(What you should do) Pick up the mailing-list thread on fixing bug #6123 in BEFORE triggers right after its last line, and keep writing it.

(Provided text)
—————
So, we have three options on the table here:
(1) We (the Wisconsin Courts) are using a very simple fix to work
around the issue so we can move forward with conversion to
PostgreSQL triggers.  A DELETE is allowed to complete if the BEFORE
trigger doesn't return NULL, even if the row was updated while the
trigger was executing.  An UPDATE fails if the BEFORE trigger
doesn't return NULL and any other update is made to the row while
the trigger was executing.
(2) You (Robert) have proposed (as I understand it) modifying that
approach to allow some UPDATE cases to work, where there are not
conflicting updates to any one column within the row.
(3) Florian has proposed banning all updates to a row which is being
processed by a BEFORE UPDATE or BEFORE DELETE trigger.  As I
understand it, this would be similar to the approach taken by
Oracle, although less strict.
I can live with any of these solutions.  How do we move forward to
consensus so that a patch can be written?  Does anyone else have a
preference for one of these approaches versus another?
-Kevin

Re: WIP fix proposal for bug #6123

From

Florian Pflug

Date:

08 August 2011, 12:35:50

On Aug8, 2011, at 17:02 , Kevin Grittner wrote:
> So, we have three options on the table here:
> 
> (1) We (the Wisconsin Courts) are using a very simple fix to work
> around the issue so we can move forward with conversion to
> PostgreSQL triggers.  A DELETE is allowed to complete if the BEFORE
> trigger doesn't return NULL, even if the row was updated while the
> trigger was executing.  An UPDATE fails if the BEFORE trigger
> doesn't return NULL and any other update is made to the row while
> the trigger was executing.
> 
> (2) You (Robert) have proposed (as I understand it) modifying that
> approach to allow some UPDATE cases to work, where there are not
> conflicting updates to any one column within the row.
> 
> (3) Florian has proposed banning all updates to a row which is being
> processed by a BEFORE UPDATE or BEFORE DELETE trigger.  As I
> understand it, this would be similar to the approach taken by
> Oracle, although less strict.
Yeah, though much, much less strict.
—————
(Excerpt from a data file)
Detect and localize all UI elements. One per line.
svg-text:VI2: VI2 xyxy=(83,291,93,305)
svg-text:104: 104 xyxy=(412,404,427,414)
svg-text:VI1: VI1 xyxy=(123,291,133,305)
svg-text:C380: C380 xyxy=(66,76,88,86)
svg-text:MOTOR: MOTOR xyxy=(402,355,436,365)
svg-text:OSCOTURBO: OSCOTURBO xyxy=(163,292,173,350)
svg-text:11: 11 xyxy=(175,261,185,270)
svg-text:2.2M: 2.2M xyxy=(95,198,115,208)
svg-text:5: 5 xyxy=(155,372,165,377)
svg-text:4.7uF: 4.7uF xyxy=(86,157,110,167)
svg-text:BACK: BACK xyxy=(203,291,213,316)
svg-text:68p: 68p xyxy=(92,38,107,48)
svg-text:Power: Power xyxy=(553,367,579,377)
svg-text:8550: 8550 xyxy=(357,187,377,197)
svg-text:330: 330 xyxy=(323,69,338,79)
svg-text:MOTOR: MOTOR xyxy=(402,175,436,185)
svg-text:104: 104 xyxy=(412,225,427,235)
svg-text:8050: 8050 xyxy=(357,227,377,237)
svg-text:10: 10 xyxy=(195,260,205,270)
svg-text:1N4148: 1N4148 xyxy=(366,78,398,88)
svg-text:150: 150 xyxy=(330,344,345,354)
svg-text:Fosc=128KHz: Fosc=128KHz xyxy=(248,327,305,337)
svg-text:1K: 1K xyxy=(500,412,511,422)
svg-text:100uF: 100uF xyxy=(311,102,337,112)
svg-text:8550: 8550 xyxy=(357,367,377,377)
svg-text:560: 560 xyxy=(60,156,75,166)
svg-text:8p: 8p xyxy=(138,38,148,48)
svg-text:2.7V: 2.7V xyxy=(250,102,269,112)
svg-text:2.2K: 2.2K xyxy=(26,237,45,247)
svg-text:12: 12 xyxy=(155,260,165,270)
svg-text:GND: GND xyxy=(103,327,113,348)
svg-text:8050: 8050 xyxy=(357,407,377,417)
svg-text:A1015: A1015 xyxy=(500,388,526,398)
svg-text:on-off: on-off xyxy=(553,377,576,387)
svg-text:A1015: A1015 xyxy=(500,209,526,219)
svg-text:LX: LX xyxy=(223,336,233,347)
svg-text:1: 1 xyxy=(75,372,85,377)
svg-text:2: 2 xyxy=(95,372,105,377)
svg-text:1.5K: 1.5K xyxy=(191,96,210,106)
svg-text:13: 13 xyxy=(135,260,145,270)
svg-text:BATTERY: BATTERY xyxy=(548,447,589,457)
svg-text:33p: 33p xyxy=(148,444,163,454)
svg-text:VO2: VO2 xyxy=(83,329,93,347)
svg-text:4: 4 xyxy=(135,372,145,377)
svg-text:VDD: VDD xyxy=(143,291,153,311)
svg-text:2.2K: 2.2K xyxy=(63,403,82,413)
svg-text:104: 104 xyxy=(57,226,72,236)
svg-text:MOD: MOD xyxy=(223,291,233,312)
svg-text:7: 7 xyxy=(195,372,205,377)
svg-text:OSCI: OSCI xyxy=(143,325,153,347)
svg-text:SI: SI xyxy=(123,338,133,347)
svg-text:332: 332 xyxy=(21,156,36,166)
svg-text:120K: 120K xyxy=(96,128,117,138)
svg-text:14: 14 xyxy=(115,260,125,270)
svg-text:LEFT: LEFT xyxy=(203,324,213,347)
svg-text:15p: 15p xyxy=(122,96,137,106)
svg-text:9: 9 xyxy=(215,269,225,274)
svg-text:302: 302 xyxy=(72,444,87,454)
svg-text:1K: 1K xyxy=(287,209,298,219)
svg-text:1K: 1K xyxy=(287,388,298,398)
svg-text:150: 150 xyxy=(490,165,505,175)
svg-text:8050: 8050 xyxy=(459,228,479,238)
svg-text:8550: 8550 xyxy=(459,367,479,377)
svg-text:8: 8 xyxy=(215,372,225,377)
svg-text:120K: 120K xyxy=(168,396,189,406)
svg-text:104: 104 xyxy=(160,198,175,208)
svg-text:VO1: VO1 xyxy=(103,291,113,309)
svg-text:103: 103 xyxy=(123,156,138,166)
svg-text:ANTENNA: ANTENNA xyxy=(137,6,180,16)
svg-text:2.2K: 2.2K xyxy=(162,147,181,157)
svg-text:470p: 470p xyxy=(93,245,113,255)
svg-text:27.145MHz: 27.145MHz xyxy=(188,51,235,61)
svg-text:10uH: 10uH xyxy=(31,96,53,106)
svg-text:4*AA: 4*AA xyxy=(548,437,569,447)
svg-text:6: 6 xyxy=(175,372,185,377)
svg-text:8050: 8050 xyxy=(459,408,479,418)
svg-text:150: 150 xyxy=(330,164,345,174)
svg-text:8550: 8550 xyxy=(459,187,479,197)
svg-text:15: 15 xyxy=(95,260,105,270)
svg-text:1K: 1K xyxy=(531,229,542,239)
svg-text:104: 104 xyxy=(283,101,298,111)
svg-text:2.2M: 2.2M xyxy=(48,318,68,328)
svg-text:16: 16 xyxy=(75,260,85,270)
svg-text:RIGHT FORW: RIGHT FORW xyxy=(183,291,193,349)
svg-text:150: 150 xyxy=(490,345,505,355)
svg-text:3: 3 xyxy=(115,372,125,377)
—————
(Reply to the task)
I think it would be helpful if we had a more precise idea about the
intended use-cases. So far, the only use-case that has been described in
detail is the one which made Kevin aware of the problem. But if I
understood Kevin correctly, that fact that they use BEFORE and not AFTER
triggers it more of an accident than the result of a conscious design
decision. Though he did also mention that there might actually be advantages
to using BEFORE instead of AFTER triggers, because that prevents other
triggers from seeing a non-consistent state.

What I can add is that AFAIR all instances of same-row UPDATES from BEFORE
triggers I ever encountered where replaceable by a simple assignment to NEW.
(That, however, is more of an anti-usecase)

best regards,
Florian Pflug

Re: WIP fix proposal for bug #6123

From

Florian Pflug

Date:

08 August 2011, 16:43:12

On Aug8, 2011, at 17:35 , Florian Pflug wrote:
> I think it would be helpful if we had a more precise idea about the
> intended use-cases. So far, the only use-case that has been described in
> detail is the one which made Kevin aware of the problem. But if I
> understood Kevin correctly, that fact that they use BEFORE and not AFTER
> triggers it more of an accident than the result of a conscious design
> decision. Though he did also mention that there might actually be advantages
> to using BEFORE instead of AFTER triggers, because that prevents other
> triggers from seeing a non-consistent state.

I pondered this some more, and came up with the following use-case of
same-row modification from a BEFORE trigger which are not easily moved
to an AFTER trigger.

Assume you have a partitioned table T with two partitions. Partition
Tcompleted contains records which are "completed" in some sense, while
Tcommencing contains records which are not. A record's state is indicated
by a boolean column "completed", and CHECK constraints guarantee that
"completed" is indeed false for all records in Tcommencing and true for all
records in Tcompleted. Now, if the partitioning is supposed to be transparent
to applications, a record must automatically be moved from Tcommencing to
Tcompleted if it's "completed" flag is changed from false to true. The
following BEFORE UPDATE trigger on Tcommencing accomplishes that.
 IF NEW.completed THEN   DELETE FROM Tcommencing WHERE id = OLD.id;   INSERT INTO Tcompleted VALUES (NEW.*); --
Probablya syntax error,                                          -- but intent is clear   RETURN NULL; ELSE   RETURN
NEW;END IF; 

Doing this from within an AFTER trigger doesn't work because the CHECK
constraint on Tcommencing would prevent the UPDATE from occurring.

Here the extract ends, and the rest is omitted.